## WRITTEN REQUEST
Pick out every line in the data below that holds "JSON".

╭─ WORKING DATA

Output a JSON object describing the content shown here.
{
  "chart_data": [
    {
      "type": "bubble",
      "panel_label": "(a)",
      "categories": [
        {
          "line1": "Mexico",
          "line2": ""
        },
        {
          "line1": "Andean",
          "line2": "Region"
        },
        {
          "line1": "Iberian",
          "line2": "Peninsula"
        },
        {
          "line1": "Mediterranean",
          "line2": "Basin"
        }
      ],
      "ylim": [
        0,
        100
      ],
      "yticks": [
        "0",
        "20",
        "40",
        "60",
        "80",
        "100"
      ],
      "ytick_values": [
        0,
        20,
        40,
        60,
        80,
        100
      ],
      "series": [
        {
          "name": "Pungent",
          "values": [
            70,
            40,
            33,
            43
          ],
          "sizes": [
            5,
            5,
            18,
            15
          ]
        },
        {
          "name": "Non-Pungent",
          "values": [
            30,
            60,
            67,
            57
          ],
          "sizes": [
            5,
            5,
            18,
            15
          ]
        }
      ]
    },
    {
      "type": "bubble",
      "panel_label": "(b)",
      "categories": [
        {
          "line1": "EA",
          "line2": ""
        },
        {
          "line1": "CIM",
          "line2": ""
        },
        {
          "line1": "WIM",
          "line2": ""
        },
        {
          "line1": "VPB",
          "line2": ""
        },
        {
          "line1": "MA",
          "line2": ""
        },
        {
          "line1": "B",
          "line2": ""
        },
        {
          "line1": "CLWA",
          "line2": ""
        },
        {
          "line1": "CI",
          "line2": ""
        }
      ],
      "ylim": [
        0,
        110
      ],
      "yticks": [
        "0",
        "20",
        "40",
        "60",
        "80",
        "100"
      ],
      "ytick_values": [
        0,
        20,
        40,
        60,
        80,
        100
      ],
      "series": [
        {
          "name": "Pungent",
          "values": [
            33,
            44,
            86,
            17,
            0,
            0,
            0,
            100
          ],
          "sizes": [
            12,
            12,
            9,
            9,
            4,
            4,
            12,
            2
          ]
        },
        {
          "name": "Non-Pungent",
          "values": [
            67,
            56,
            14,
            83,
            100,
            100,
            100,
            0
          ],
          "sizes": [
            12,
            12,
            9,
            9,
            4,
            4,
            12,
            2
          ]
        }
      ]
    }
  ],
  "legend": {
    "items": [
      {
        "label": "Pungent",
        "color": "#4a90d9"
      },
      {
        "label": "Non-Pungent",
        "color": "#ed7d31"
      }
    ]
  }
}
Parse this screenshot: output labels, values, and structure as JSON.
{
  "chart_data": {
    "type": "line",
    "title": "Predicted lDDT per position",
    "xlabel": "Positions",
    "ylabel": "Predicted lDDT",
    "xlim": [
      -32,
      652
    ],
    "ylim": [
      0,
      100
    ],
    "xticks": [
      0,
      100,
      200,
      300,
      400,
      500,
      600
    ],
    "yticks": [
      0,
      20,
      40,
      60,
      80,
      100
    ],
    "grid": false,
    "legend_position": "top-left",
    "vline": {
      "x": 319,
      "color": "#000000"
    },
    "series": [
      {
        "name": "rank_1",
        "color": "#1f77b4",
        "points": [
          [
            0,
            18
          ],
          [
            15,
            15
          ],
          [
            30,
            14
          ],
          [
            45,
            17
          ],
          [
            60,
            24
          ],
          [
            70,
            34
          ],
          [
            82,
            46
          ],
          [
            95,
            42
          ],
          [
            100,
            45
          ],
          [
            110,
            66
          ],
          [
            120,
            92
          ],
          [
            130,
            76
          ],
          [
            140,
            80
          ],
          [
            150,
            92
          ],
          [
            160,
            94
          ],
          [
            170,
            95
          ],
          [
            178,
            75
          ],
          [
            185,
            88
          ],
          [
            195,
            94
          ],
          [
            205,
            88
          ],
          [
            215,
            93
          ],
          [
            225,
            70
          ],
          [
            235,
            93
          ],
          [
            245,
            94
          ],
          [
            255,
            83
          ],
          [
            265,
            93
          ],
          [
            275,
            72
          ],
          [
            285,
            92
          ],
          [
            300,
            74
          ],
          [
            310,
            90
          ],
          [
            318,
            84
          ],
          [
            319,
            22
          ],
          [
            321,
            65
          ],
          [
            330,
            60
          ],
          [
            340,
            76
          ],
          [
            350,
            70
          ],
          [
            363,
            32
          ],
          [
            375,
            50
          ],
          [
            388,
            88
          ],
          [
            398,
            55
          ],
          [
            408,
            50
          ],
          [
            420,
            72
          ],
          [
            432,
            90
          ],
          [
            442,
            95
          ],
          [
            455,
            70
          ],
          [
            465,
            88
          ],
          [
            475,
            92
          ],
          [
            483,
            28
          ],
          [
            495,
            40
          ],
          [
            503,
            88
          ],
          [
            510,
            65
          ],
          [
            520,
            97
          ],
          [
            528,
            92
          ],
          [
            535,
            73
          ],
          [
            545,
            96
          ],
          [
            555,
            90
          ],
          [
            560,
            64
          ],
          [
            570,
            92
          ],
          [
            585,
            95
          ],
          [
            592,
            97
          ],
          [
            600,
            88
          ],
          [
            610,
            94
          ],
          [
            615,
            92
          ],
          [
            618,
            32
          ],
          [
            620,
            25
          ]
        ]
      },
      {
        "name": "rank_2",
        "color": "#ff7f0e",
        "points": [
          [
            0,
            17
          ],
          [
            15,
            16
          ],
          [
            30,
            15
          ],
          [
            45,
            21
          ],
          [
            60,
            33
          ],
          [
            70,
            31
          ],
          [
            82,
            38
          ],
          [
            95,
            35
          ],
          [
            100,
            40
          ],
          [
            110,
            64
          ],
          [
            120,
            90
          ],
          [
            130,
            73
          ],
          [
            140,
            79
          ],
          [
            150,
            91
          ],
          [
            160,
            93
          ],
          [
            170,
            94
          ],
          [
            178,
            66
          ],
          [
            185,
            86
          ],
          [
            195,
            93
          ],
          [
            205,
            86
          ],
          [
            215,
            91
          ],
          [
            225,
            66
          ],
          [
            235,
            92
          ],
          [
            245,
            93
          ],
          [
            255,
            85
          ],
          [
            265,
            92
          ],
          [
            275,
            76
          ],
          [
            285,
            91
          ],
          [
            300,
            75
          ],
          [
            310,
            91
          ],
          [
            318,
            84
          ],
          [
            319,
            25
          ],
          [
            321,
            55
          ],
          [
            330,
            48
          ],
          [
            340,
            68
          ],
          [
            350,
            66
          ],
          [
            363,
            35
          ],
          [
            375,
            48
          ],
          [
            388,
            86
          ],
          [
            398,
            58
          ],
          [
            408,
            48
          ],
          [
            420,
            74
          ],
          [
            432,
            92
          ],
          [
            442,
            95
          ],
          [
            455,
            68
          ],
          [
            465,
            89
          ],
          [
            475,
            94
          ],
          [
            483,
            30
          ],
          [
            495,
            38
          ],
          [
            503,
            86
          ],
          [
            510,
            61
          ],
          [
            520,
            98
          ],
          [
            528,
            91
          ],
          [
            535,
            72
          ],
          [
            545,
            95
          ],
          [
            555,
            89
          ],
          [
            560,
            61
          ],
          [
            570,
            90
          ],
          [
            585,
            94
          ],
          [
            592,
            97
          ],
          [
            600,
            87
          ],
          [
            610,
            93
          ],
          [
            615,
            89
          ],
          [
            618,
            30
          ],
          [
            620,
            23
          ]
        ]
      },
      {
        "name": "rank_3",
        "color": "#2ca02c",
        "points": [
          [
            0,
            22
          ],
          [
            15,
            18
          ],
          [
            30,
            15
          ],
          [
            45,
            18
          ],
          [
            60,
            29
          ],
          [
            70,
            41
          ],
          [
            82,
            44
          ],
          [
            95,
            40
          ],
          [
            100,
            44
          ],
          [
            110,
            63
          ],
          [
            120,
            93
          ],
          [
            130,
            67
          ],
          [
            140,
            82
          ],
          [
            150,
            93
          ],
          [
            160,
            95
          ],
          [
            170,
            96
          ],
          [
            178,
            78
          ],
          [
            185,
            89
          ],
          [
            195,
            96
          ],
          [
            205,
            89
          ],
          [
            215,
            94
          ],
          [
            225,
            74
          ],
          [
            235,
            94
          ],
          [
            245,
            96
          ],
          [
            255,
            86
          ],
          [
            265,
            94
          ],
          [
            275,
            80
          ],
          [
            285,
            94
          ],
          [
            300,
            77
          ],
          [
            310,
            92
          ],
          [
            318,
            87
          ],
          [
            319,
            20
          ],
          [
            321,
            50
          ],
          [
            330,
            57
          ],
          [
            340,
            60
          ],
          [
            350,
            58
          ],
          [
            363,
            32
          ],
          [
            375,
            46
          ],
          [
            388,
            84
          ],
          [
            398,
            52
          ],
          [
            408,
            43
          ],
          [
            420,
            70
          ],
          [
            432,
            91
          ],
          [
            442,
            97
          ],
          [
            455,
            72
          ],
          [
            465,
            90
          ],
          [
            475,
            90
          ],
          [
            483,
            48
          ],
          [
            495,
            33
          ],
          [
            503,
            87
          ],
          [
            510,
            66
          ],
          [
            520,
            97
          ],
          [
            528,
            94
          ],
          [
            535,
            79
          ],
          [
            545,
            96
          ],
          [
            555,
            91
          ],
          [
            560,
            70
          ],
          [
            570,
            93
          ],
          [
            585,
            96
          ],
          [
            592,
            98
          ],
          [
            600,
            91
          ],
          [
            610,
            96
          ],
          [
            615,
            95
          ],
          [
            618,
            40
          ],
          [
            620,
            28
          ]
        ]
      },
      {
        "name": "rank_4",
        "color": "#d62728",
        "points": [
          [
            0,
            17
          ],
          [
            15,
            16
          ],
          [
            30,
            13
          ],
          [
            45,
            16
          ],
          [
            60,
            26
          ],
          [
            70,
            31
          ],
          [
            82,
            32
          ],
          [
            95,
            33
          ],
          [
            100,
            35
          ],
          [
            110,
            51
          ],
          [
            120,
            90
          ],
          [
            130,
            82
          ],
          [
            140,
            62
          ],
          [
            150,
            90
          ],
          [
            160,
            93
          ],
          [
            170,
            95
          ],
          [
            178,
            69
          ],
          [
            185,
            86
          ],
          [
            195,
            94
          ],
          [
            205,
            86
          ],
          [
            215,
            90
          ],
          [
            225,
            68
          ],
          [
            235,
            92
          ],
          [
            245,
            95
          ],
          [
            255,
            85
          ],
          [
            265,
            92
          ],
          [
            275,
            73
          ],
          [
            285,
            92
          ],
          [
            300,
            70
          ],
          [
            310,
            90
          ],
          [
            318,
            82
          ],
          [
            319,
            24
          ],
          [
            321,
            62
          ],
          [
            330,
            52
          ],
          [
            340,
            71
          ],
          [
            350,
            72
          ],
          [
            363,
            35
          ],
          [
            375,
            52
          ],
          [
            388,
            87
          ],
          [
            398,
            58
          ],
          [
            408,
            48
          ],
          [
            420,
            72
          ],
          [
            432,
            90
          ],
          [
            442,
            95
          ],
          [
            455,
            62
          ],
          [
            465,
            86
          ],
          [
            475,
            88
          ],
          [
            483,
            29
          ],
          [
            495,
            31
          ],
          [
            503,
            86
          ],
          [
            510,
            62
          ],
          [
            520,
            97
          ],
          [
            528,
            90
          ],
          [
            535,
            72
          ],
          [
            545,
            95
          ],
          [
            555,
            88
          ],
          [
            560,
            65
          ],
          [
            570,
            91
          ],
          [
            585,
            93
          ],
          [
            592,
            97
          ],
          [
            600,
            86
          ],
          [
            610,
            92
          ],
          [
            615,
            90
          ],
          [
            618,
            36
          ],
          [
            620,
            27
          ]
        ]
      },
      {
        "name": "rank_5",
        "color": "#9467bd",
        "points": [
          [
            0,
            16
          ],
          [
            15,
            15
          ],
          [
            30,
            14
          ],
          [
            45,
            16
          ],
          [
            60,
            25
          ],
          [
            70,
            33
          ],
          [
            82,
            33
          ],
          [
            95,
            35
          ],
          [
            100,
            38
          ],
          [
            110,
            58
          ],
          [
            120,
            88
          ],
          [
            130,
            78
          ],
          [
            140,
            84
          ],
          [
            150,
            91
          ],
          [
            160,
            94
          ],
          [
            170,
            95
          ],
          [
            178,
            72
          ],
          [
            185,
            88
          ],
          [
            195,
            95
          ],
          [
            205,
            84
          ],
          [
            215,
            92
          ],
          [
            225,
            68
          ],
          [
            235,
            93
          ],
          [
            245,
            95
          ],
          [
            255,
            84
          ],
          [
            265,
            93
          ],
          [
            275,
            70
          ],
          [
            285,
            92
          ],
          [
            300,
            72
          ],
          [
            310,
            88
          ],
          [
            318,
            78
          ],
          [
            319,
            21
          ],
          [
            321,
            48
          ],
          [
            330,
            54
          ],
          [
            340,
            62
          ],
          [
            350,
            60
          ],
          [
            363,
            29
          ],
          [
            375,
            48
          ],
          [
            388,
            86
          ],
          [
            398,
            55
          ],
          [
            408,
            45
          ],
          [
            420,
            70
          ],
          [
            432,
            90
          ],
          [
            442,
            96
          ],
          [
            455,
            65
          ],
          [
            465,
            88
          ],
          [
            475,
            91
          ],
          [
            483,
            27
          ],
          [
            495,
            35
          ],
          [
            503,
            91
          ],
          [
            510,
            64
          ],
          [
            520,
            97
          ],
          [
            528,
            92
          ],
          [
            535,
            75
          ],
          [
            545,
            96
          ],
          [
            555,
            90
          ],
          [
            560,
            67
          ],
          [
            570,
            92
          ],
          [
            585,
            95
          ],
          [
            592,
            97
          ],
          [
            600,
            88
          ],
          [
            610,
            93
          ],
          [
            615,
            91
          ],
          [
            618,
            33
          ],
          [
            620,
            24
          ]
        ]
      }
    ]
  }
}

╰─

## FINISHED ANSWER
Output a JSON object describing the content shown here.
Parse this screenshot: output labels, values, and structure as JSON.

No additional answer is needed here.